> DIRECTION:
All of the material below is to be retyped exactly.

> Data entries:

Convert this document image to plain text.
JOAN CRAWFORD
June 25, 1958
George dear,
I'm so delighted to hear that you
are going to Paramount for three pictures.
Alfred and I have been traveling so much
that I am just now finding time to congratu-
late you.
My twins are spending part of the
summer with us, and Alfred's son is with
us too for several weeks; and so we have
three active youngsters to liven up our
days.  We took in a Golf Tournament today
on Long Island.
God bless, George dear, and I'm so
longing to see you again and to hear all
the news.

> FINAL RESULT:
Convert this document image to plain text.
JOAN CRAWFORD
June 25, 1958
George dear,
I'm so delighted to hear that you
are going to Paramount for three pictures.
Alfred and I have been traveling so much
that I am just now finding time to congratu-
late you.
My twins are spending part of the
summer with us, and Alfred's son is with
us too for several weeks; and so we have
three active youngsters to liven up our
days.  We took in a Golf Tournament today
on Long Island.
God bless, George dear, and I'm so
longing to see you again and to hear all
the news.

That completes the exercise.